▶ Work to be completed
Which lines contain the word "Brisbane"? Return each of them as written.

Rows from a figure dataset
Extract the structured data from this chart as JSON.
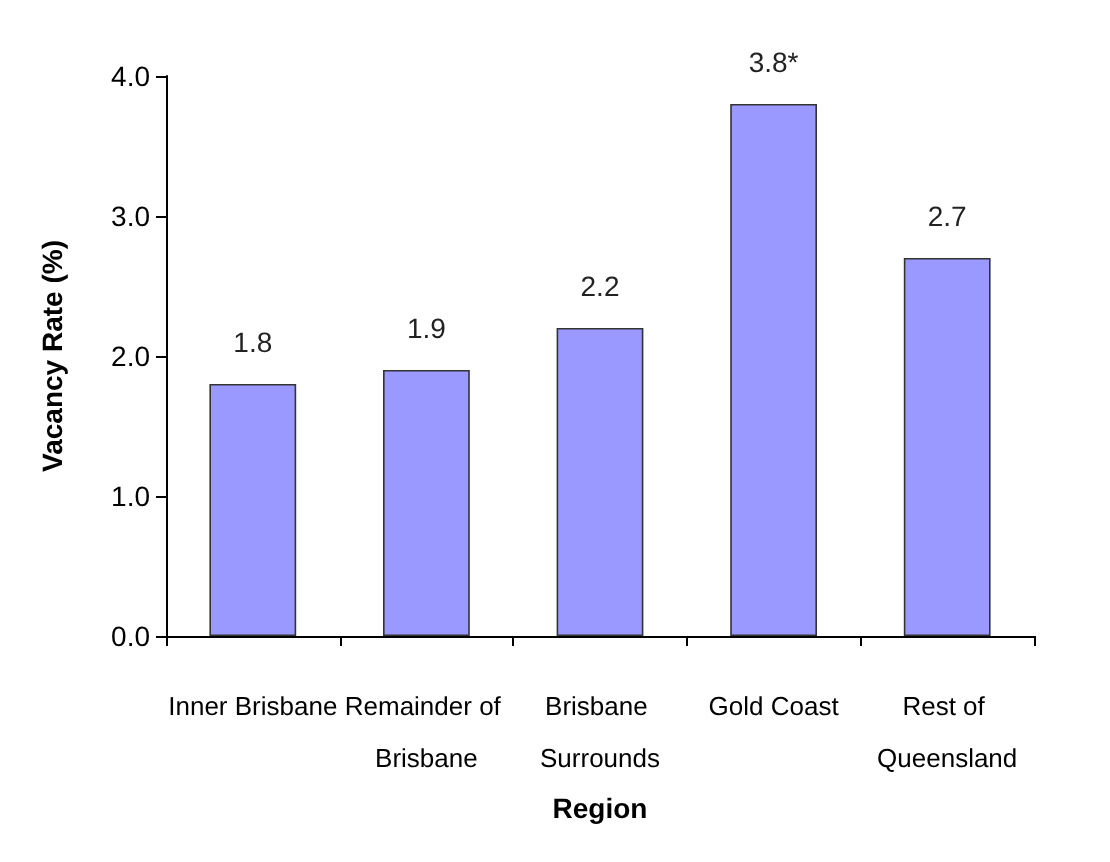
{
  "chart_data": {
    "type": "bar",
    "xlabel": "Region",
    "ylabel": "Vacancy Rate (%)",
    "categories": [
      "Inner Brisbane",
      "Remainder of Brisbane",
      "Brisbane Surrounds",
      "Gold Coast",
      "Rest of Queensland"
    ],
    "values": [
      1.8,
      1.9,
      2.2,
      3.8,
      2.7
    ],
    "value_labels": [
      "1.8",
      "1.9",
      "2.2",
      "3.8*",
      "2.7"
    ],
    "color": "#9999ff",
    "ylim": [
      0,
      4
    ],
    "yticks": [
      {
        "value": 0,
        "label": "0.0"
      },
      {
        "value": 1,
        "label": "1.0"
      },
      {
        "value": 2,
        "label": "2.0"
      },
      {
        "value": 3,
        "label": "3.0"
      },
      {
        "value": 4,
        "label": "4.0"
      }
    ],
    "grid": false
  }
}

▶ Worked solution
      "Inner Brisbane",
      "Remainder of Brisbane",
      "Brisbane Surrounds",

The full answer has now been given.